■ Records to process
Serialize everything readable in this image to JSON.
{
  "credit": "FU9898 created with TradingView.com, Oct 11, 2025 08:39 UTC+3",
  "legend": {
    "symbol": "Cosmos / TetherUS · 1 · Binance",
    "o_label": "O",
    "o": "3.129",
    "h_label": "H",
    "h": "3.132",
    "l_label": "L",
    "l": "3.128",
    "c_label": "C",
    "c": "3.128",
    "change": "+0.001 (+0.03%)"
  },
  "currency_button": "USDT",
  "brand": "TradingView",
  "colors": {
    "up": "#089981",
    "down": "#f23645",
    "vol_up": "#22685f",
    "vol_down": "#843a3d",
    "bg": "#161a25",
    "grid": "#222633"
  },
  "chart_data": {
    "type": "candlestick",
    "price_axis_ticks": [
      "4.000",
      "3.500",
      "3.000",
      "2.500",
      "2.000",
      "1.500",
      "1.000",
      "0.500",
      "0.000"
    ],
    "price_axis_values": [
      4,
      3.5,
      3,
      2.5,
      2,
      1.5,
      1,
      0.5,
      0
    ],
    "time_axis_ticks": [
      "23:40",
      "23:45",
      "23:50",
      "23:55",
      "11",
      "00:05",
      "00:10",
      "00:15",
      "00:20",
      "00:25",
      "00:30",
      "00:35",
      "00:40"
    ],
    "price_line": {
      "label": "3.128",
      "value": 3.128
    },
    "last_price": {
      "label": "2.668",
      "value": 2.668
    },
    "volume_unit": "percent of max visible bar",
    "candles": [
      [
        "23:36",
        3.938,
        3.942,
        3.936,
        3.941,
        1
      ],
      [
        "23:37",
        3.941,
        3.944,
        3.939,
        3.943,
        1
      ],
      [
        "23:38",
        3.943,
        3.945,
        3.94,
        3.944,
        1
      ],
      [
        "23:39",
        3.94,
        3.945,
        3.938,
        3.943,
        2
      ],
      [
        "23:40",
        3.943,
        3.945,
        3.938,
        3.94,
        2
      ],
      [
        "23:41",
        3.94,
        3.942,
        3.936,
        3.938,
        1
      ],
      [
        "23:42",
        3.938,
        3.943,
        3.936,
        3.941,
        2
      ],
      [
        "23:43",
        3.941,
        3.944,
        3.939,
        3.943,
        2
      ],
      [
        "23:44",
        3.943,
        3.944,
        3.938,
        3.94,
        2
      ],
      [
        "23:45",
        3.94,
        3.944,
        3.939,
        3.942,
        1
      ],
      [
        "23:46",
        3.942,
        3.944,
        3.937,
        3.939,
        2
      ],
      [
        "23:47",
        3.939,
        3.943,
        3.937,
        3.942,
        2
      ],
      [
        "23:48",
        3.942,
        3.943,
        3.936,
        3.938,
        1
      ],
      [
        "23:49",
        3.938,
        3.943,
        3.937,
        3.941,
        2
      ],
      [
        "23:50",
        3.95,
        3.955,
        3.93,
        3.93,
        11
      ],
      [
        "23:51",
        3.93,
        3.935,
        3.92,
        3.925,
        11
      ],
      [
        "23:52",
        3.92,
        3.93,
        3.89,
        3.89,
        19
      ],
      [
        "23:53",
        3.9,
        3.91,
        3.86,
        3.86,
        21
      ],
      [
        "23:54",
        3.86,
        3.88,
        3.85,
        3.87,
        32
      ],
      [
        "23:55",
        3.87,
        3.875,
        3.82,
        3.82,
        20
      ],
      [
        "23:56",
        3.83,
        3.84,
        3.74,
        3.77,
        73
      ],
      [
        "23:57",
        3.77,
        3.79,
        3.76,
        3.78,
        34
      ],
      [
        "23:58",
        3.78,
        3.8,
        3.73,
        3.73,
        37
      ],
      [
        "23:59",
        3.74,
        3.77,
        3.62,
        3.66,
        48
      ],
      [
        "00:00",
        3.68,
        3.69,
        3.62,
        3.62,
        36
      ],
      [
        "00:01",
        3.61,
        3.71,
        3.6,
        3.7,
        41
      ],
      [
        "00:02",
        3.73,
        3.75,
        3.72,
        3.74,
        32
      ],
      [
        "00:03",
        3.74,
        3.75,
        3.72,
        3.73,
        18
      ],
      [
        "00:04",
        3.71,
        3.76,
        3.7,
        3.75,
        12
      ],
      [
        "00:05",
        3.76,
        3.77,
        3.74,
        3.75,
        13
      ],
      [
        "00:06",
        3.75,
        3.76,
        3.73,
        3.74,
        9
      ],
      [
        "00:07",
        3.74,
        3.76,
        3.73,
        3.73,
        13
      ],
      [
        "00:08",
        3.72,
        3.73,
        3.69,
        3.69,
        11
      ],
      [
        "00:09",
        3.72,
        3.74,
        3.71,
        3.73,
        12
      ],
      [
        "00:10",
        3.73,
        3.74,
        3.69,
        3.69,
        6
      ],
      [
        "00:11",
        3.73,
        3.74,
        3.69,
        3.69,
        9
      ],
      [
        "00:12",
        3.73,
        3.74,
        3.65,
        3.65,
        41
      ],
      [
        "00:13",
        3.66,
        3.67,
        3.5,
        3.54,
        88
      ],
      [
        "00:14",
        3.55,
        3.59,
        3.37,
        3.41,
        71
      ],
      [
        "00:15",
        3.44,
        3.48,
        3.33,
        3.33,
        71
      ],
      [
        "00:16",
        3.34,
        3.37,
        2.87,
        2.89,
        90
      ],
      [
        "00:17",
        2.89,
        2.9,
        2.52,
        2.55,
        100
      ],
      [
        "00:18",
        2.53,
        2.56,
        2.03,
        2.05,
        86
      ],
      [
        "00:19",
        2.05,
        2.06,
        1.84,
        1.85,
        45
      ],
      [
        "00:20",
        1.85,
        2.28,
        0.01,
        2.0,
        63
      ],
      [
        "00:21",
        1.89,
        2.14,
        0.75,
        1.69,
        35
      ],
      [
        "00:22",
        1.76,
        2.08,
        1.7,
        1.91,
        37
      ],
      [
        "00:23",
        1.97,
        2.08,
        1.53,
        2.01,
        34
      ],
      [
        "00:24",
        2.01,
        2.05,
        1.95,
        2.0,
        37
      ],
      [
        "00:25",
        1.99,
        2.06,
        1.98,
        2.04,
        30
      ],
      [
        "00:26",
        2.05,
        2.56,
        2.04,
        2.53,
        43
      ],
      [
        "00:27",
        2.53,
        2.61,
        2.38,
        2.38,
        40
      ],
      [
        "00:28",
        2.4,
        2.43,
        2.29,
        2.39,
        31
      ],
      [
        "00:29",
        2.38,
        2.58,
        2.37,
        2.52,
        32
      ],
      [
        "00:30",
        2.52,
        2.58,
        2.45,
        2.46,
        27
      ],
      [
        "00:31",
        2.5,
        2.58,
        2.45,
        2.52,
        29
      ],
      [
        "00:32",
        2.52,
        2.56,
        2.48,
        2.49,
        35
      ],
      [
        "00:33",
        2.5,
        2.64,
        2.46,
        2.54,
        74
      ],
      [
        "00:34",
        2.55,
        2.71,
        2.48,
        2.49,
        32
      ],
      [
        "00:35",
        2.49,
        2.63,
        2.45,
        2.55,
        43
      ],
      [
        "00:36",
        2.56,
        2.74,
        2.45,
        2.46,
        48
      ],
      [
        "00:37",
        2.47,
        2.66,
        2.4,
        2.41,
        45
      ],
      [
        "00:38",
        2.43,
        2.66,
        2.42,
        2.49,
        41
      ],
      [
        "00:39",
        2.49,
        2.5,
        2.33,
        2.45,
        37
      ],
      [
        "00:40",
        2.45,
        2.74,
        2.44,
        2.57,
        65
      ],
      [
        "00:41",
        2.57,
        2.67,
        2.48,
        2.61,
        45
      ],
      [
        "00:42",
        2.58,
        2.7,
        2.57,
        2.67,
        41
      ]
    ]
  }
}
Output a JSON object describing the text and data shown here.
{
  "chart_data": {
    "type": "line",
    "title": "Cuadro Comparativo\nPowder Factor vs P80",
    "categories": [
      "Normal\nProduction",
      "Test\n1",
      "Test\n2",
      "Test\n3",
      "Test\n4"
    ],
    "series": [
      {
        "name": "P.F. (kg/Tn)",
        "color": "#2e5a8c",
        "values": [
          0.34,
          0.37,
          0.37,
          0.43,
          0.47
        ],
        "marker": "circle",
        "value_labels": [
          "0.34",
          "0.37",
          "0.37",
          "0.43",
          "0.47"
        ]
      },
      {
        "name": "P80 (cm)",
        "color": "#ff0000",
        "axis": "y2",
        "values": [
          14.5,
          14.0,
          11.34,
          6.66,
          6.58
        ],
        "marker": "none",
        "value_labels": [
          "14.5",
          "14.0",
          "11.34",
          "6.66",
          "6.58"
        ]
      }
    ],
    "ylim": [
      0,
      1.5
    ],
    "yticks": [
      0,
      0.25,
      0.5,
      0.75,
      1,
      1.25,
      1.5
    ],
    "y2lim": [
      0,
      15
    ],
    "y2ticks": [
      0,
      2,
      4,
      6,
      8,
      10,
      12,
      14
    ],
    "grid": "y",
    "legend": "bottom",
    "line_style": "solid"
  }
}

■ Objective
Tally up the lines with the word "TradingView" in them, and answer with that number by itself.

■ Answer to the task
2